____ MATERIAL PROVIDED
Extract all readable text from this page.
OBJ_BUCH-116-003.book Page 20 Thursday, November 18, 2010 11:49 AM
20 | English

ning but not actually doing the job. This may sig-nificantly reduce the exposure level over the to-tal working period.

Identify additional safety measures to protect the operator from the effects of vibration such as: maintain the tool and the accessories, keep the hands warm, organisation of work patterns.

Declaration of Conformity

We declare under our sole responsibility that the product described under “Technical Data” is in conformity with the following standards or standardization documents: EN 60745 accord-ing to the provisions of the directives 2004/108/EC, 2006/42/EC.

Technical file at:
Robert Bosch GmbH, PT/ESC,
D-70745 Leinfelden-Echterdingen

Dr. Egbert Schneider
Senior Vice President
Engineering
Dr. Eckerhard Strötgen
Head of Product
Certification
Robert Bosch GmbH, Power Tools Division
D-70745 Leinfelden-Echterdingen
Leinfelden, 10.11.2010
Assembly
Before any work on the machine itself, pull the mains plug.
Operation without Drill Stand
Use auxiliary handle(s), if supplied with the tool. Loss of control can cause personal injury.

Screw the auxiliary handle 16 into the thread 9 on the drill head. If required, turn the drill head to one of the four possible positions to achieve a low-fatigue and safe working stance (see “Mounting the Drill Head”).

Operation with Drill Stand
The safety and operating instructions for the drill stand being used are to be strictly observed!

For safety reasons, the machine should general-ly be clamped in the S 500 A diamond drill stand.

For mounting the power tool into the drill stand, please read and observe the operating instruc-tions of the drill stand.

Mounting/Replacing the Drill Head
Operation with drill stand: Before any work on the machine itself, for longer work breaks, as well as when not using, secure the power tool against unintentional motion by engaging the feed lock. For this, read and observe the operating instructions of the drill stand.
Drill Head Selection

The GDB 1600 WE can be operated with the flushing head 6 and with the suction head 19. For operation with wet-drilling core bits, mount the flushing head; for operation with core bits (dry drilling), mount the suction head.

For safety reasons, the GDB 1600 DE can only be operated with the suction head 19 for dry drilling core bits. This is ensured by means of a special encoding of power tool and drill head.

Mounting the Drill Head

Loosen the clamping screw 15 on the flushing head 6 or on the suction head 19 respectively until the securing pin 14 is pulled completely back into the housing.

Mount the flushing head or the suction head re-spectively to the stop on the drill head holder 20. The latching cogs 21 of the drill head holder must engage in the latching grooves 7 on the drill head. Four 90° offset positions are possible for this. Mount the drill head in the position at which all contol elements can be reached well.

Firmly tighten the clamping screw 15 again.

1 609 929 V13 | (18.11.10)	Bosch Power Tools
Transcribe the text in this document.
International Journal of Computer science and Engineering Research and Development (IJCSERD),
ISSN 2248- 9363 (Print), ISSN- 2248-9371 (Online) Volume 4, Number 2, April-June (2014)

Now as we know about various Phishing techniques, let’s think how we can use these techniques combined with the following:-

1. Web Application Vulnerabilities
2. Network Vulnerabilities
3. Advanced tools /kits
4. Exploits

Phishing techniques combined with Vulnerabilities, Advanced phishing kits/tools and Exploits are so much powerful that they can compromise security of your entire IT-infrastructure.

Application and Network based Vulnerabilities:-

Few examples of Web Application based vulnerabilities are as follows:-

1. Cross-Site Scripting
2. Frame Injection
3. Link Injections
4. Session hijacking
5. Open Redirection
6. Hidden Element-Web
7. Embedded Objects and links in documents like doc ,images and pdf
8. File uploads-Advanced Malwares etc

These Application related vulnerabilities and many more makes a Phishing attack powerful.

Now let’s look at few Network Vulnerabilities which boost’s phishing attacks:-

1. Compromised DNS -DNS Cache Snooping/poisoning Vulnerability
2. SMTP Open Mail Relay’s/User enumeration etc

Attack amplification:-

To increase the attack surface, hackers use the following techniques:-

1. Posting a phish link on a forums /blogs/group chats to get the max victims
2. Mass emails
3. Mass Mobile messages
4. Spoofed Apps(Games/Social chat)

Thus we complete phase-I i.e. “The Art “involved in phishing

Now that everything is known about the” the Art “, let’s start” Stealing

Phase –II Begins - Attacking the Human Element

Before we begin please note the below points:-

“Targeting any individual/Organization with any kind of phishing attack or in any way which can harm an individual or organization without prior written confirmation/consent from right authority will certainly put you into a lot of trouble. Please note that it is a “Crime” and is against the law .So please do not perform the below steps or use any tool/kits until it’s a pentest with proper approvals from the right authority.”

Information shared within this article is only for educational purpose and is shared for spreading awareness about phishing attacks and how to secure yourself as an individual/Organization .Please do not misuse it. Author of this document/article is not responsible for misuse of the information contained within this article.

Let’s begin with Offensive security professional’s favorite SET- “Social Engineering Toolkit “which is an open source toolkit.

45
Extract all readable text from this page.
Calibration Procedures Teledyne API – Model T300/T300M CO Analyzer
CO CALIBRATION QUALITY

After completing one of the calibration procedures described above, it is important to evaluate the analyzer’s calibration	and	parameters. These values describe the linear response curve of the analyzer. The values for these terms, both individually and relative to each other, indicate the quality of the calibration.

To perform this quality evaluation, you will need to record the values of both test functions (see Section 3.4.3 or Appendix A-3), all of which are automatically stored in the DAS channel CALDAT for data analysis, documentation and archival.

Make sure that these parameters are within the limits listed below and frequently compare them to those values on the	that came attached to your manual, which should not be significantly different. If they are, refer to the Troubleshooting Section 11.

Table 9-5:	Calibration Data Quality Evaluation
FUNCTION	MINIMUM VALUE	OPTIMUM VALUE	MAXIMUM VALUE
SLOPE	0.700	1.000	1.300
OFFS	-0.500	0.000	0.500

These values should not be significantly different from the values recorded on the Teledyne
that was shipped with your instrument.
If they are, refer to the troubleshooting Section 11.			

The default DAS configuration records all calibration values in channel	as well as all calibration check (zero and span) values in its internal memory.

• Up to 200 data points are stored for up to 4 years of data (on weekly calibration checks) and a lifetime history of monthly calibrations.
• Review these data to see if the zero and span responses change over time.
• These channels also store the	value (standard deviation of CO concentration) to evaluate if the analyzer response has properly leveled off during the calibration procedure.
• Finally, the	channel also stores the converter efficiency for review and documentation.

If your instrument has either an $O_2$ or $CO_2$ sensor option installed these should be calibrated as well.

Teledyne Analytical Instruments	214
________
## WORK TO DO:
Among the entries above, how many lines hold the string "itself"? Respond with nothing but the number.

## FULL RESPONSE:
2